▶ ACTIONS TO TAKE
[1] The PhD job posting below names the kinds of decisions that autonomous vehicles make. List them all.
[2] Resume the PhD job posting below at the point where it stops.

▶ SOURCE

PhD Position F/M PhD Thesis on RL-based Decision-Making and Planning for Automated Driving

Contract type : Fixed-term contract

Level of qualifications required : Graduate degree or equivalent

Fonction : PhD Position

Context

You will work within the ASTRA team (Automated and Safe TRAnsportation systems), a joint team of scientists from Inria and Valeo led by Fawzi Nashashibi (Inria) and Benazouz Bradai (Valeo).

This team designs models and algorithms for the development of architectures for intelligent transport systems. It is involved in several projects financed by the French National Research Agency, which aim to welcome Valeo employees and recruit young PhD students. 

 

The PhD thesis focuses on decision-making and planning for automated driving, using reinforcement learning (RL). It explores how autonomous vehicles make decisions (strategic, tactical, and operational) and plan their actions while considering safety, comfort constraints, and interactions with other road users.

▶ SUPPLIED INFORMATION
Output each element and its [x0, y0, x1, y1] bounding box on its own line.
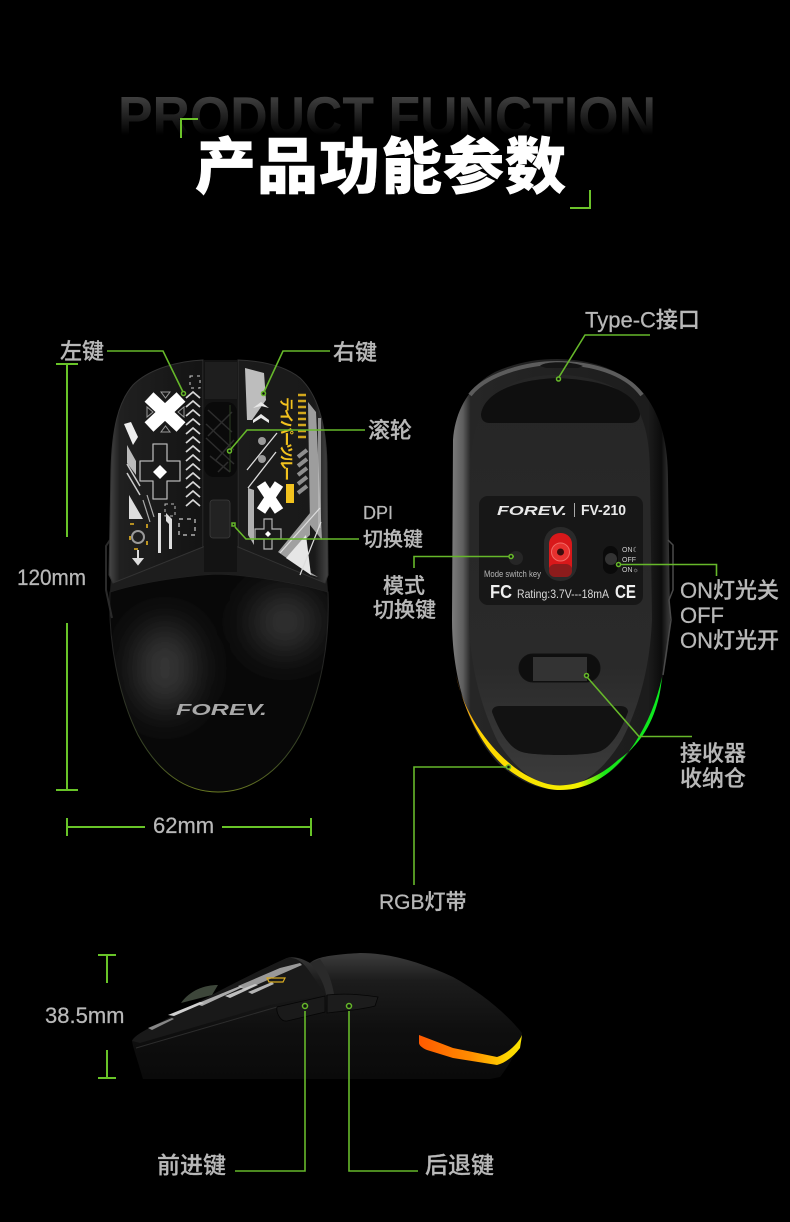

▶ OUTPUTS FOR THE TASKS
[1] strategic, tactical, operational

[2]
Decision-making systems must generate collision-free trajectories in dynamic environments while anticipating the movements of other road users. Despite advancements, challenges persist, including improving motion prediction, completeness of decision-making approaches, and enhancing system robustness against environmental data uncertainty.

The use of reinforcement learning (RL) offers promising opportunities to enhance driving policies, trajectory planning, and decision-making processes. Recent studies have demonstrated the effectiveness of RL, particularly in safe autonomous driving, multi-agent traffic management, and real-world deployment scenarios.

Assignment

During the PhD thesis, the general objective is to:

• Develop an RL-based decision-making and planning framework for automated driving systems. It is only natural to begin turning to the standard model for sequential decision making: the Markov Decision Process. At first glance, this framework shines with its simplicity and elegance, but also its apparent generality and representation power. An (observable) state space, a (hierarchical) action space, a (quasi-linear) system dynamics and a (dense) reward function are to be addressed for a large class of behavioural planning tasks.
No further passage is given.